[Stored data]
---
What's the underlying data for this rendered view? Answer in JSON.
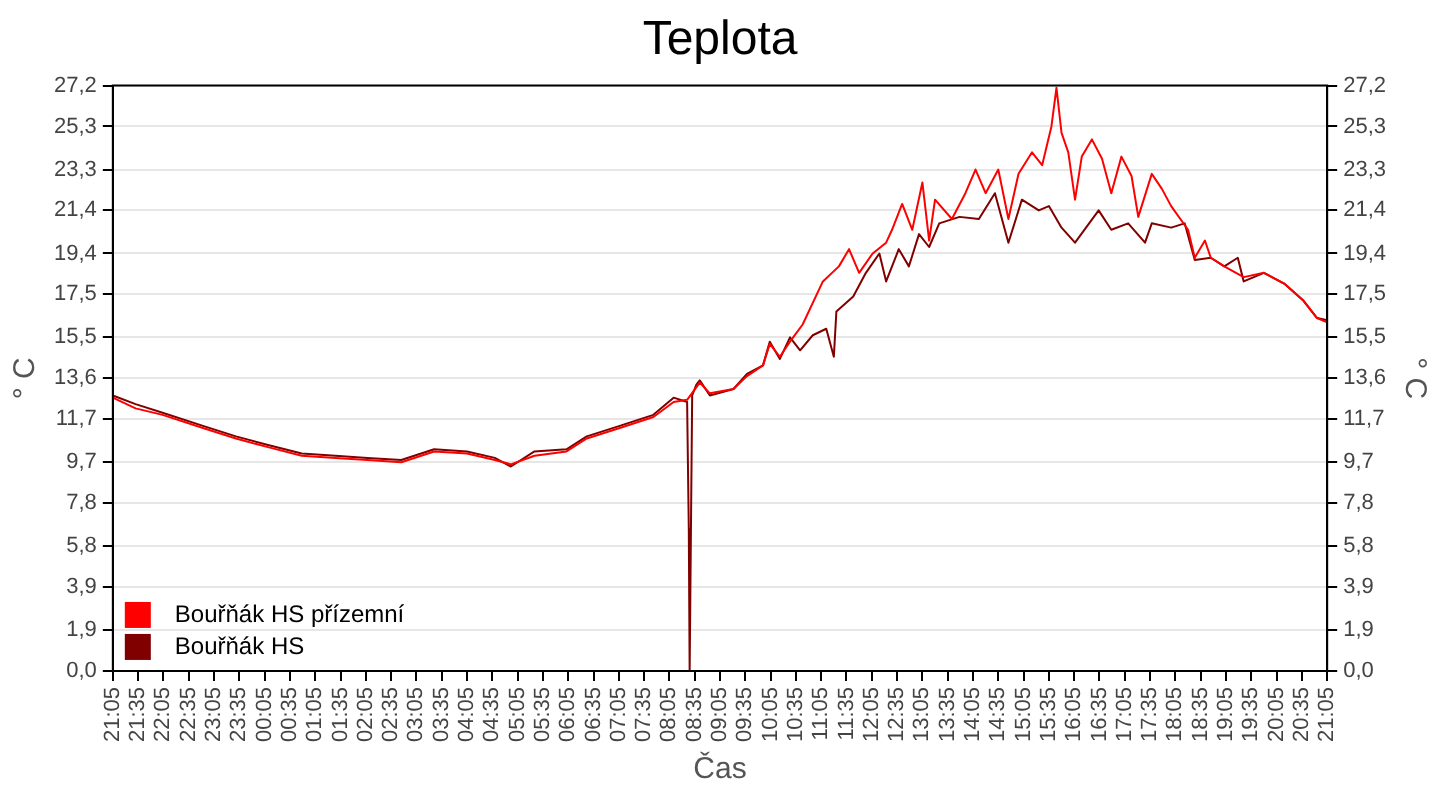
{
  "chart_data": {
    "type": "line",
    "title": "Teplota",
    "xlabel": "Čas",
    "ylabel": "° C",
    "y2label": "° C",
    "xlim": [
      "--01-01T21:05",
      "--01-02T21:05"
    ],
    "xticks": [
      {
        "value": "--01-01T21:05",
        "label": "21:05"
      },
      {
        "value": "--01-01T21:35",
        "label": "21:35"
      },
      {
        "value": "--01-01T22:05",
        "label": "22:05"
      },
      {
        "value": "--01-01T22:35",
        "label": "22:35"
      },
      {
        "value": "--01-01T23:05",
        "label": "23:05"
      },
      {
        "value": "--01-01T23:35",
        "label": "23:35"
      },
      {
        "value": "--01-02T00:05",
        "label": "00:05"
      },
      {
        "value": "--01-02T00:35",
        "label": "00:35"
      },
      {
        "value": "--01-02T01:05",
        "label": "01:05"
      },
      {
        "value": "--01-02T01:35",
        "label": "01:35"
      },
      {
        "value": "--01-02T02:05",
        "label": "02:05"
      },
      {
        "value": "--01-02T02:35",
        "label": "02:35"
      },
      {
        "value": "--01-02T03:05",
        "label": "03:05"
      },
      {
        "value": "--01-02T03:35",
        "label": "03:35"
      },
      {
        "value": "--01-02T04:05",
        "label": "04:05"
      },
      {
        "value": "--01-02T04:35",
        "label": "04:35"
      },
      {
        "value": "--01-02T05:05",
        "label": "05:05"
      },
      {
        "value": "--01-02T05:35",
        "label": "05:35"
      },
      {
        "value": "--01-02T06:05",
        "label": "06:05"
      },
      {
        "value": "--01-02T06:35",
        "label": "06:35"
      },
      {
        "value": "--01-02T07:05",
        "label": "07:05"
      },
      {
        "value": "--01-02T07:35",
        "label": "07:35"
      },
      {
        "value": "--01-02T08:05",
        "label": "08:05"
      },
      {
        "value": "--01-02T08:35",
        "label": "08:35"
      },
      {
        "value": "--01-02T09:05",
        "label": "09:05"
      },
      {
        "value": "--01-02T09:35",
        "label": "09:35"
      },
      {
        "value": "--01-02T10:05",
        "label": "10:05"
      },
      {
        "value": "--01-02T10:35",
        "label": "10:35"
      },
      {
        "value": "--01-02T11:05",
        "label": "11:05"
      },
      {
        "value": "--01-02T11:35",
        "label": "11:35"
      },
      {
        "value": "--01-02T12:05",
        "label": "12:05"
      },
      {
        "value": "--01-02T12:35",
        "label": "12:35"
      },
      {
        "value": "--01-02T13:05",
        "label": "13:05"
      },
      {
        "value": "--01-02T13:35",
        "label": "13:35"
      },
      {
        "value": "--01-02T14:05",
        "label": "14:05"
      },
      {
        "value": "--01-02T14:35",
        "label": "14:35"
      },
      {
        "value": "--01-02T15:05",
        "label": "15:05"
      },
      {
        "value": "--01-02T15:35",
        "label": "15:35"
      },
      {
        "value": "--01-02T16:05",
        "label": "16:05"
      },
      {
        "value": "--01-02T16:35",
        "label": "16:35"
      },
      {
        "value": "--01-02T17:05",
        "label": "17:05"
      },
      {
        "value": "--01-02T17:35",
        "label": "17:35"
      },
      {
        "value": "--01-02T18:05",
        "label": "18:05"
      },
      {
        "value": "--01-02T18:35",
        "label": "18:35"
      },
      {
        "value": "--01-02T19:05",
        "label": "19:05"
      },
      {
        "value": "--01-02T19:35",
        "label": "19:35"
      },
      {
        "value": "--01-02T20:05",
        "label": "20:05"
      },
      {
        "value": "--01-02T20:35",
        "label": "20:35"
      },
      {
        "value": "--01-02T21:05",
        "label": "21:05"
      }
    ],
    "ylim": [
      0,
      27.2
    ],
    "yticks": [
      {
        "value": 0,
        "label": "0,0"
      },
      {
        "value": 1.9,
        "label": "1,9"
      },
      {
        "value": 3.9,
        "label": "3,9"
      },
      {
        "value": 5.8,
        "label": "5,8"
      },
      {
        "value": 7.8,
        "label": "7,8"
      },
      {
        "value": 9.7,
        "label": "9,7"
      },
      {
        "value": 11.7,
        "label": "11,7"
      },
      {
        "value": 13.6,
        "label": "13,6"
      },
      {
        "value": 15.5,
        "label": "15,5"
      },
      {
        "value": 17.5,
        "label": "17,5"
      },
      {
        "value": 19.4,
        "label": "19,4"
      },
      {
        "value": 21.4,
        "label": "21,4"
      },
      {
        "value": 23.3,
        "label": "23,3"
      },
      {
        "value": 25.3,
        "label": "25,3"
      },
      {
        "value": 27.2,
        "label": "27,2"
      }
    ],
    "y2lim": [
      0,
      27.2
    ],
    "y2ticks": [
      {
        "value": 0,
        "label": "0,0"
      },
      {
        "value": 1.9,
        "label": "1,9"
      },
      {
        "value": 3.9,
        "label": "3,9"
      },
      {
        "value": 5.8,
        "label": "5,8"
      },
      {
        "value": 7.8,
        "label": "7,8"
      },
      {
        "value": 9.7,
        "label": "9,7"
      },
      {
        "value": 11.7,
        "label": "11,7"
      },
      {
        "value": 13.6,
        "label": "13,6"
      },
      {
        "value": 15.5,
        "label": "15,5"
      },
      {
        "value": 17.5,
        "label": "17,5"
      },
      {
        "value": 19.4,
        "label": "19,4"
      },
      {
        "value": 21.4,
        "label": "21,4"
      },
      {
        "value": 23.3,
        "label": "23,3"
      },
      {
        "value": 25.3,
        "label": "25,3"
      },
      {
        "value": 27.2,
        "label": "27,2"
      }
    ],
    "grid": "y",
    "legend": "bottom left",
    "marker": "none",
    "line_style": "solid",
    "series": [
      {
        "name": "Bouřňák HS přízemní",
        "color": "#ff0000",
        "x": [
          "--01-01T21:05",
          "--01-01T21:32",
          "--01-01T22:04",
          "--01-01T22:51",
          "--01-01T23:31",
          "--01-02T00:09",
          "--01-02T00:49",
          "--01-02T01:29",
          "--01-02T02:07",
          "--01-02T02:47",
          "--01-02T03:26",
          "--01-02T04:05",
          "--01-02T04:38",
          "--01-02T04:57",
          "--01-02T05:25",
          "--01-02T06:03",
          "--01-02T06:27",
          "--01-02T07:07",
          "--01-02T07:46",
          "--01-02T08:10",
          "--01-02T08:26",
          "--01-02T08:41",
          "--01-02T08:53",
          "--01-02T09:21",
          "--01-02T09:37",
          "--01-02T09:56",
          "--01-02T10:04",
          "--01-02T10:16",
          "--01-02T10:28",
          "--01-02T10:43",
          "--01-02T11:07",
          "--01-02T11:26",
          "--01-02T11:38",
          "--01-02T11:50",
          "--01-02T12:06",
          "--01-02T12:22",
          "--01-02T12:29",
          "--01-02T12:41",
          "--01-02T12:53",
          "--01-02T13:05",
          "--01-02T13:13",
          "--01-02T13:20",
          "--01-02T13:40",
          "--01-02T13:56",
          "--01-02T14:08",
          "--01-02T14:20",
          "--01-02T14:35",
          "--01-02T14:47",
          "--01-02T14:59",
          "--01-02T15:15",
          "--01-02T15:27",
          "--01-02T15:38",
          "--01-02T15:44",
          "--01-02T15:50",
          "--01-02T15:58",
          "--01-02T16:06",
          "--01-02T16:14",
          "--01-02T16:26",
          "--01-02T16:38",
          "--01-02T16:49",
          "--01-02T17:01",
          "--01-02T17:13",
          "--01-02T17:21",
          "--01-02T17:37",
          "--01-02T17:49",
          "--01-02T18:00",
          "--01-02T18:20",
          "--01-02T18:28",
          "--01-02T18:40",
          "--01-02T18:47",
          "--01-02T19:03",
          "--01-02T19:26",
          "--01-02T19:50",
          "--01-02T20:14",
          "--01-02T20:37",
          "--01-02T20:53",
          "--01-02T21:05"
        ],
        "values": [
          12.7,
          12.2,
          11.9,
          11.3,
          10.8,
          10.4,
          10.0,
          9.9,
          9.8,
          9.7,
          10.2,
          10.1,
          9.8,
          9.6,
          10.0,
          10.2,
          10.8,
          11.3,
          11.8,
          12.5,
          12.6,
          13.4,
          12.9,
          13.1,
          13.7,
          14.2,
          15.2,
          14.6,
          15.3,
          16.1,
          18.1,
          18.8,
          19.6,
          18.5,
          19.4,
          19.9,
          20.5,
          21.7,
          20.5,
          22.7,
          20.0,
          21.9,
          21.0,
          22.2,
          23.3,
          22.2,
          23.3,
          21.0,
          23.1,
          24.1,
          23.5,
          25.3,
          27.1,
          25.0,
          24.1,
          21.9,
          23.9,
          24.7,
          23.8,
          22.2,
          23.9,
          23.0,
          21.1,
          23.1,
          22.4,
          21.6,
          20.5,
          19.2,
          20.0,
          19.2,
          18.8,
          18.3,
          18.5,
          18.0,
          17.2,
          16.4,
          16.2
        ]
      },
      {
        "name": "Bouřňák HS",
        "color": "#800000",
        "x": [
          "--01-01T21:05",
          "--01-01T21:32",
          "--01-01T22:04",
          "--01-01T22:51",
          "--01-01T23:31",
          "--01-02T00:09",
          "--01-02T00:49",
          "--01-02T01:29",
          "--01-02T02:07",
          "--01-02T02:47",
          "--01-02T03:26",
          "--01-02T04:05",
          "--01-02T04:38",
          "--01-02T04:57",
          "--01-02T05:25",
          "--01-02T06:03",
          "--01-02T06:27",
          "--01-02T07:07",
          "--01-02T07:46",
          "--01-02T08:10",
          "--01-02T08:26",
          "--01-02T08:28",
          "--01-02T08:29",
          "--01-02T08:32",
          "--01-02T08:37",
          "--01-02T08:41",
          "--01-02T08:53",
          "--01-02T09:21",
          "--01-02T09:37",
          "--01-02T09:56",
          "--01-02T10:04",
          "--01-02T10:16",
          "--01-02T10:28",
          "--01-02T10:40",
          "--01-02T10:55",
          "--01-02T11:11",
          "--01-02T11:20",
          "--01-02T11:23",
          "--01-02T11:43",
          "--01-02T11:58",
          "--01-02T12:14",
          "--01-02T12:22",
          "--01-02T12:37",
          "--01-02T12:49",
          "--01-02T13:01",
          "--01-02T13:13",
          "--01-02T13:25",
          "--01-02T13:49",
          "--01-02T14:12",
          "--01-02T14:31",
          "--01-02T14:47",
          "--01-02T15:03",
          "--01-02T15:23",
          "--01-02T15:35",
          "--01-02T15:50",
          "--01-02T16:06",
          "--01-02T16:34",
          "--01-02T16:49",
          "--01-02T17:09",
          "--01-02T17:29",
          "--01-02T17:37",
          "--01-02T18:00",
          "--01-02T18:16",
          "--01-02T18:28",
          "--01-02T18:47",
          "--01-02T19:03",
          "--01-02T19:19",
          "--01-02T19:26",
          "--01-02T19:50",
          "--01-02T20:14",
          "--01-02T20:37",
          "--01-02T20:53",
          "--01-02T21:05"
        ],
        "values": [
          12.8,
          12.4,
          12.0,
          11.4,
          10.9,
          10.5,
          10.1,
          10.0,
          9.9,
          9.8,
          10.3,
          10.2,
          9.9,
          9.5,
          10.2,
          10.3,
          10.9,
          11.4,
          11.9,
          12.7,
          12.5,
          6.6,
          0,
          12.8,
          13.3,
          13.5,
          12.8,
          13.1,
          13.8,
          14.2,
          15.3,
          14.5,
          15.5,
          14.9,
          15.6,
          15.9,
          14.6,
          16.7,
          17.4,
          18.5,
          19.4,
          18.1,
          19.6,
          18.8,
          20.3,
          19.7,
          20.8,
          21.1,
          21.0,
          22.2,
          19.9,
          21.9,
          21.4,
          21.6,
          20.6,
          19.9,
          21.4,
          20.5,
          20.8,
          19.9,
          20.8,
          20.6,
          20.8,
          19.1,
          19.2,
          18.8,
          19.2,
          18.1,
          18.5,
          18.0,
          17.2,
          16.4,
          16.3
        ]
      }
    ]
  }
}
---
__Direction__
Copy all lines from the entries that contain the word "name".

__Solution to the exercise__
        "name": "Bouřňák HS přízemní",
        "name": "Bouřňák HS",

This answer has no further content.